* Set problem:
From the entries provided below, copy each line that contains the word "POINT".

::::::::::

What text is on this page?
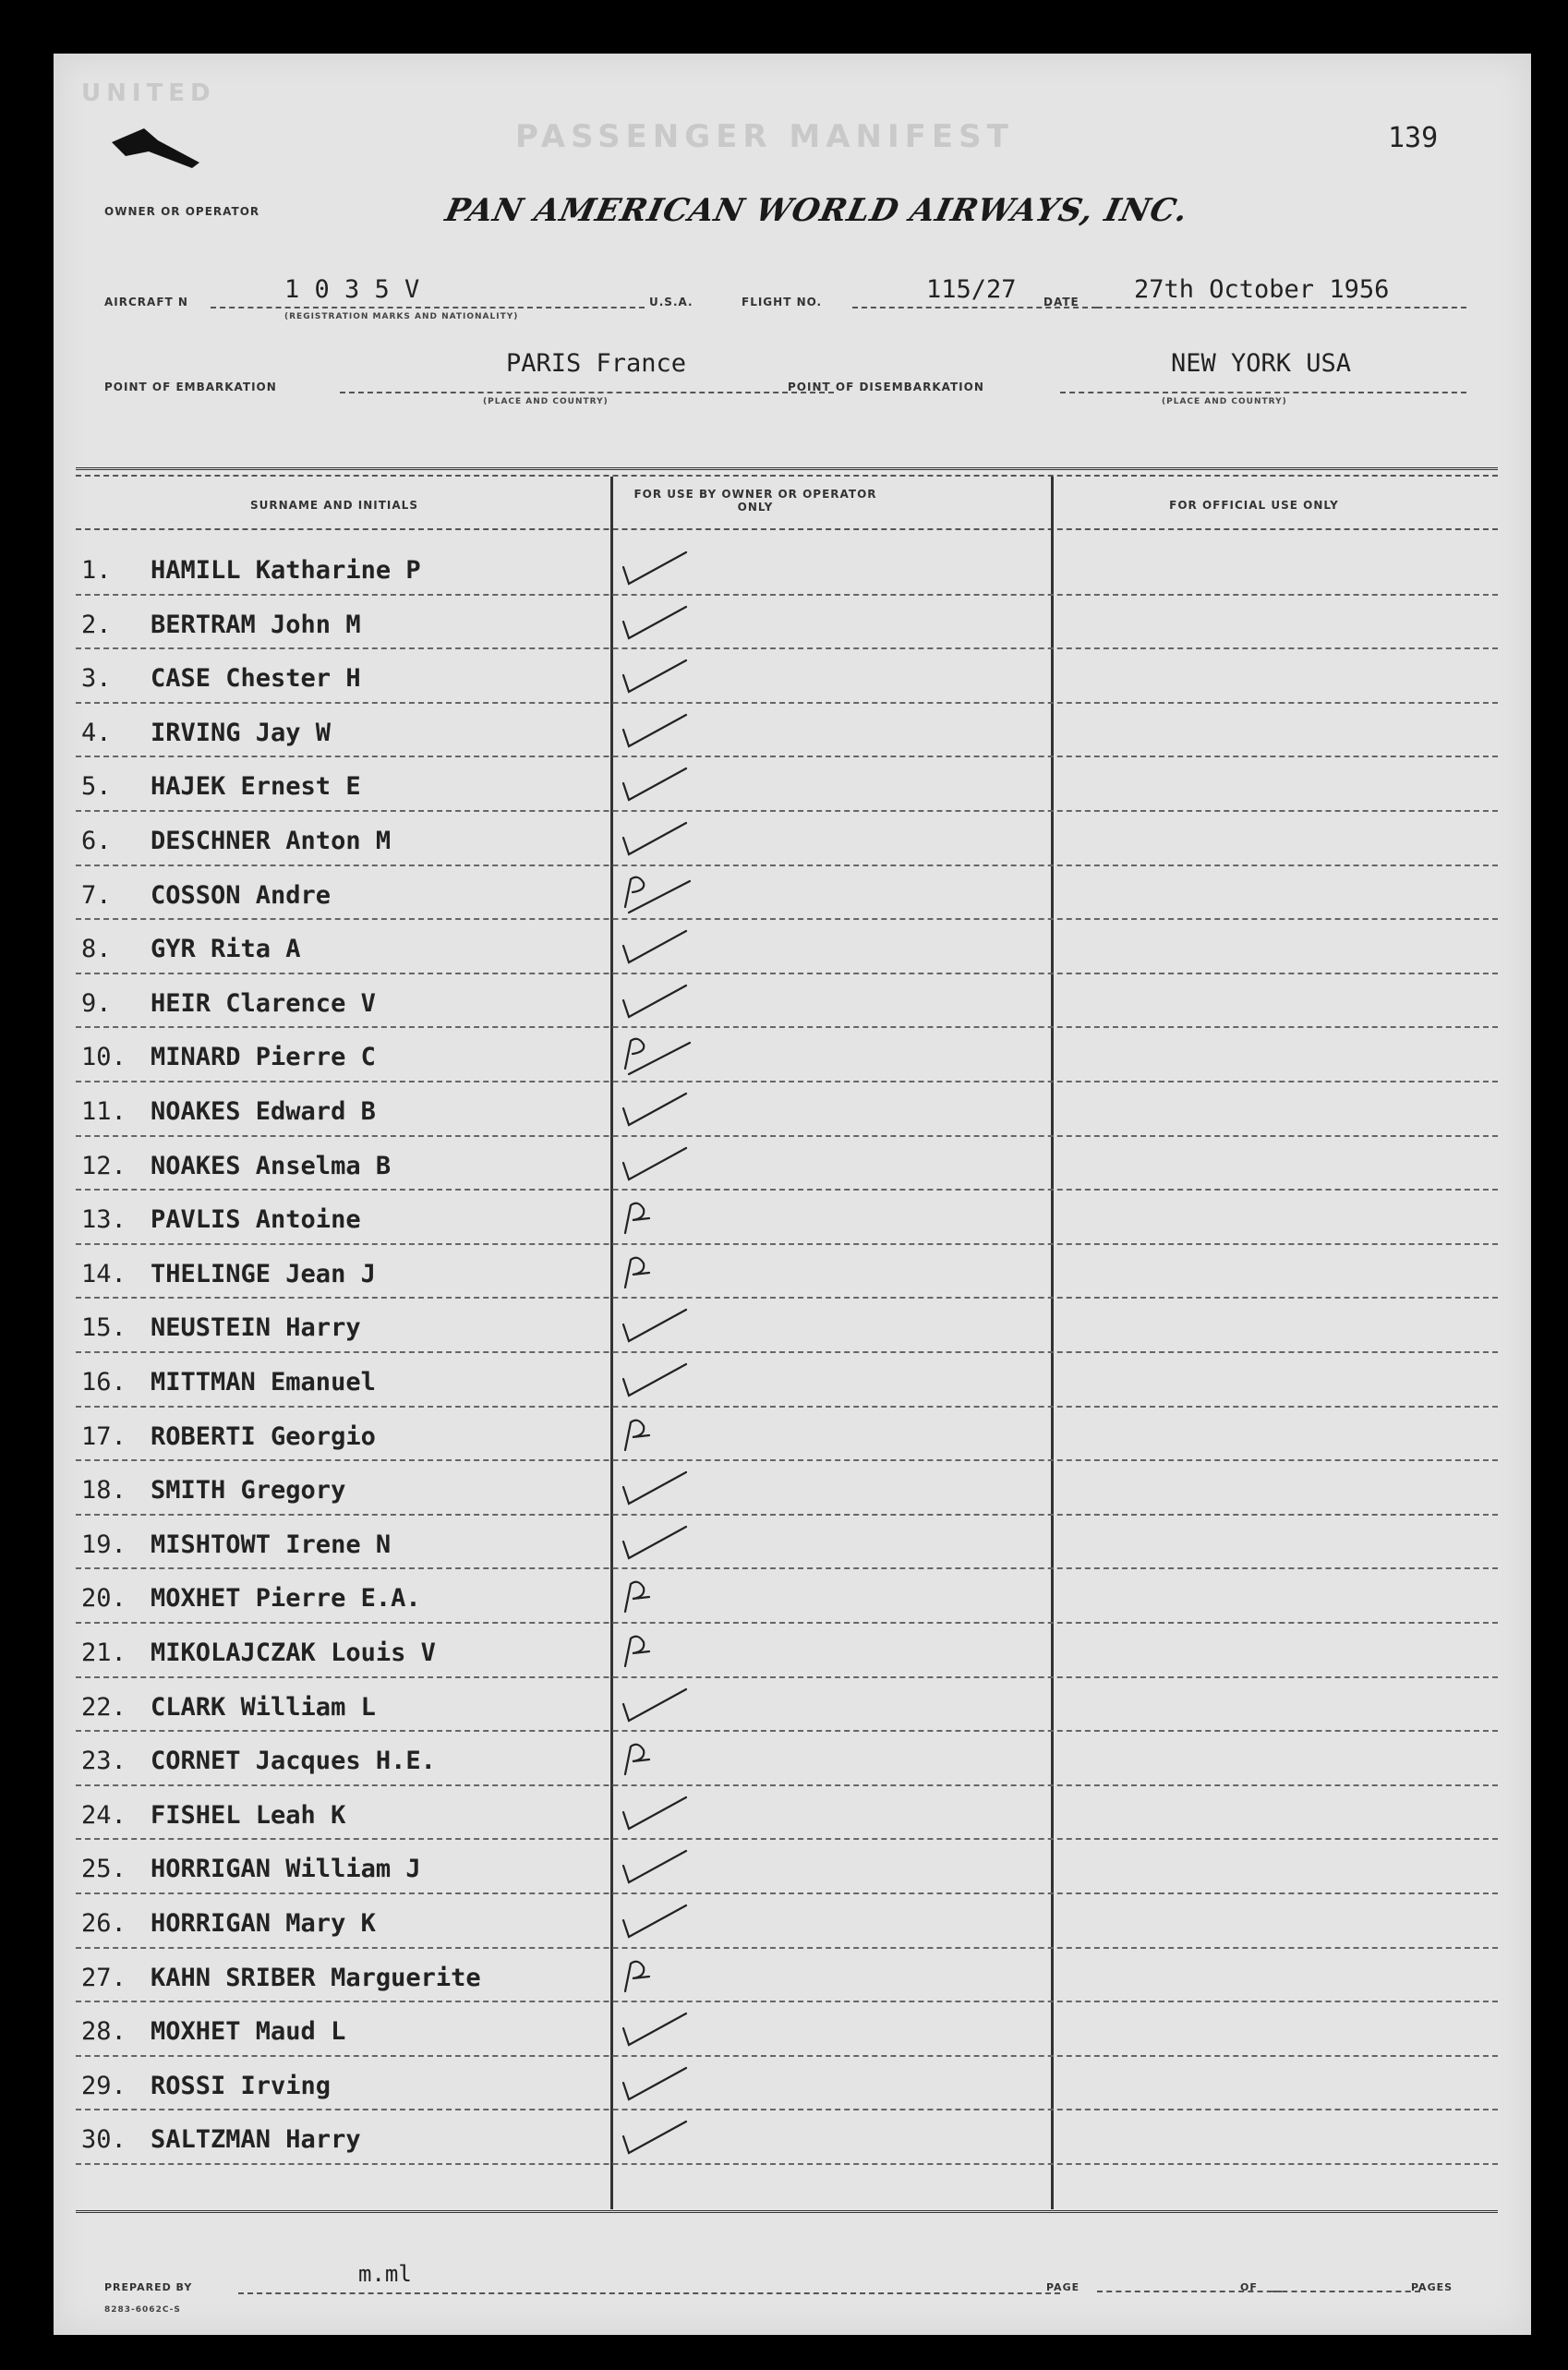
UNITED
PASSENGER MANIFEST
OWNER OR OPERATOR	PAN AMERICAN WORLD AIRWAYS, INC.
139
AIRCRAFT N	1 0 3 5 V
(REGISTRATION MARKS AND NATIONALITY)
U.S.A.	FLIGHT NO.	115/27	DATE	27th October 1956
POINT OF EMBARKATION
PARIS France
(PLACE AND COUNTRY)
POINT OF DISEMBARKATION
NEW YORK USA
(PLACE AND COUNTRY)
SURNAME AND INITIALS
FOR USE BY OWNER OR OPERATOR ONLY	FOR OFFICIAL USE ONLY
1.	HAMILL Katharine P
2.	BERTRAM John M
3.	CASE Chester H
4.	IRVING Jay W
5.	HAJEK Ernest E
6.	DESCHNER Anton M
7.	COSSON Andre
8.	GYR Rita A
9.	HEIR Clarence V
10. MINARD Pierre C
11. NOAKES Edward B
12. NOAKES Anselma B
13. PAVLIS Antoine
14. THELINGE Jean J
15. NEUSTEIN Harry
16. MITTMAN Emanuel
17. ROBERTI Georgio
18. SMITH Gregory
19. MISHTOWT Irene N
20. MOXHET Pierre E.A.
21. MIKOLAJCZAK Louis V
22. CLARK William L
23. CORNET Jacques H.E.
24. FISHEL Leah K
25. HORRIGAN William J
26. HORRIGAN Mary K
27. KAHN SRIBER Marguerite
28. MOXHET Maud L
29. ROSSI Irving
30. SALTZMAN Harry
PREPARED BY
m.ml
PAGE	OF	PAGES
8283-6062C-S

::::::::::

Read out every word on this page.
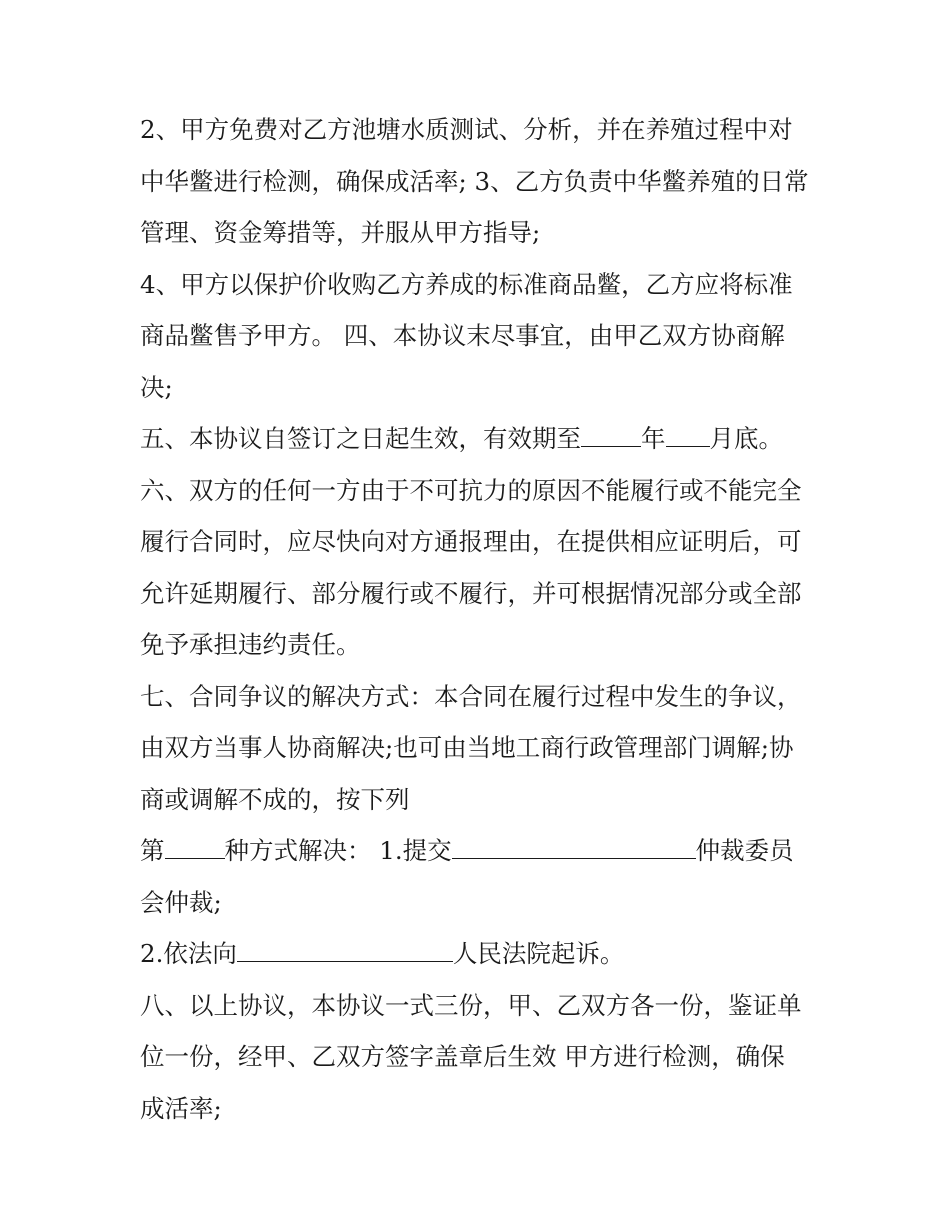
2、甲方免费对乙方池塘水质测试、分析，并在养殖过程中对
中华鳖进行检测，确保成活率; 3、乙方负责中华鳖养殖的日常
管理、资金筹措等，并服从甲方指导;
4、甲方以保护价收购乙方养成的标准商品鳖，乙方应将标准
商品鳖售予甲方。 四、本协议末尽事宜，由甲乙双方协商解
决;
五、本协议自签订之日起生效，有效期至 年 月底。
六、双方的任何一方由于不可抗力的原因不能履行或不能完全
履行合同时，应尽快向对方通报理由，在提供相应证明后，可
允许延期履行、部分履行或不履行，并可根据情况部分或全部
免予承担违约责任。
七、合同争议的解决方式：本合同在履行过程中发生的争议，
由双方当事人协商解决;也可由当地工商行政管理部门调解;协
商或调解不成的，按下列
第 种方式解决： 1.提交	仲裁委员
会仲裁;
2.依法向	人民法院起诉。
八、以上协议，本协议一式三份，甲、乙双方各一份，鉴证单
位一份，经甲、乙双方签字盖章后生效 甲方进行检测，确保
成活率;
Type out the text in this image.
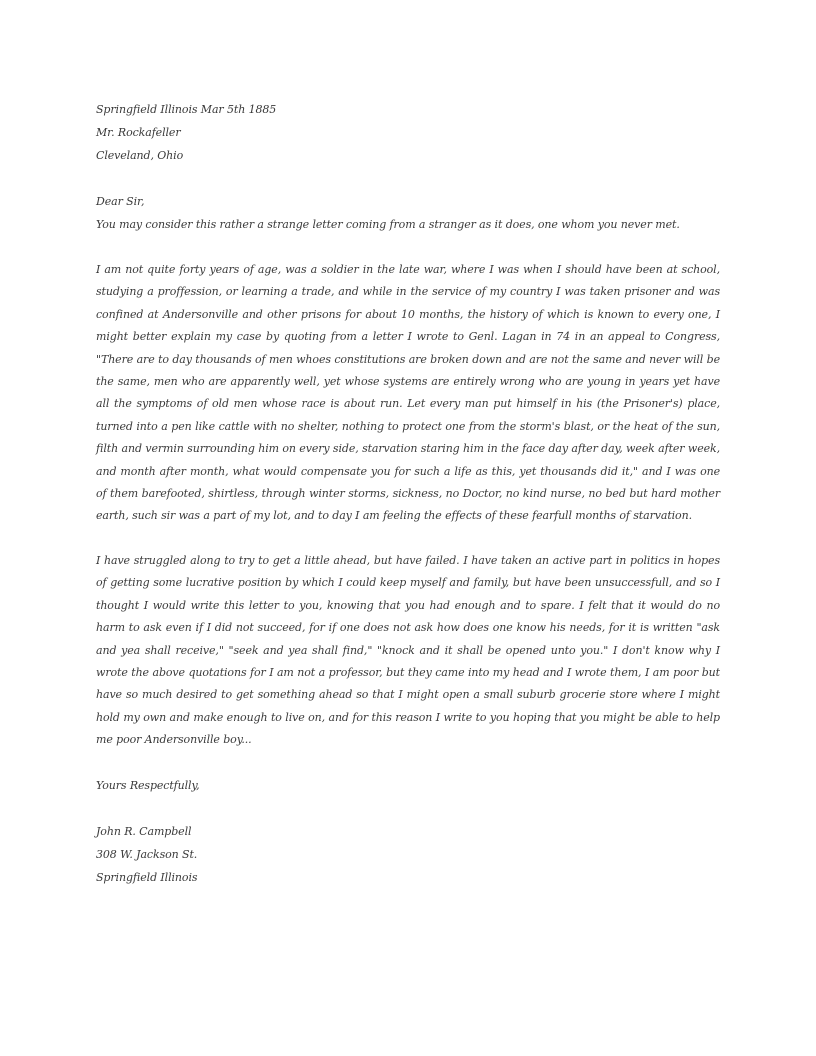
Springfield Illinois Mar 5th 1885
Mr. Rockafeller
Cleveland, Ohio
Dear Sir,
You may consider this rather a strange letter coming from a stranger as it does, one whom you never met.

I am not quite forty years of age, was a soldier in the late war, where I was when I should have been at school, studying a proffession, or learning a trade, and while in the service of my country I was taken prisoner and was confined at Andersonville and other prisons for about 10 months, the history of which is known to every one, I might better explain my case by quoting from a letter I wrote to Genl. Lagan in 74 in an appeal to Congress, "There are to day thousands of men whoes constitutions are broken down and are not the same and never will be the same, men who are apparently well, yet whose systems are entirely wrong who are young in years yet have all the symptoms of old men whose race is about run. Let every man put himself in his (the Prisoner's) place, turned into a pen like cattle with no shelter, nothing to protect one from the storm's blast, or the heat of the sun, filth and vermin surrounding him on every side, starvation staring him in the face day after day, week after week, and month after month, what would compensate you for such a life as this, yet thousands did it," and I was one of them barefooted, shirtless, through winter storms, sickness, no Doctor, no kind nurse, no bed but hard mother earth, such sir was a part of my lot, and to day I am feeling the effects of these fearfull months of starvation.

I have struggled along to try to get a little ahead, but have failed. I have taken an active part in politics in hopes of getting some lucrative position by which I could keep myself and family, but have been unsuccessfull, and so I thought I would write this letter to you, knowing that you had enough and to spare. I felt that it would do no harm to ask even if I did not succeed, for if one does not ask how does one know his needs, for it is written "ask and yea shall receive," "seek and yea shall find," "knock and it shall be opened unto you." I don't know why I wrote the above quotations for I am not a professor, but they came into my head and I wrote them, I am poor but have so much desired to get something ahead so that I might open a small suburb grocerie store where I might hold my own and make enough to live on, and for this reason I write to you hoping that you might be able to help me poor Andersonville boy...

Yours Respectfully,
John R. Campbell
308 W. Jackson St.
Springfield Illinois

::::::::::

* Exercise output:
POINT OF EMBARKATION
POINT OF DISEMBARKATION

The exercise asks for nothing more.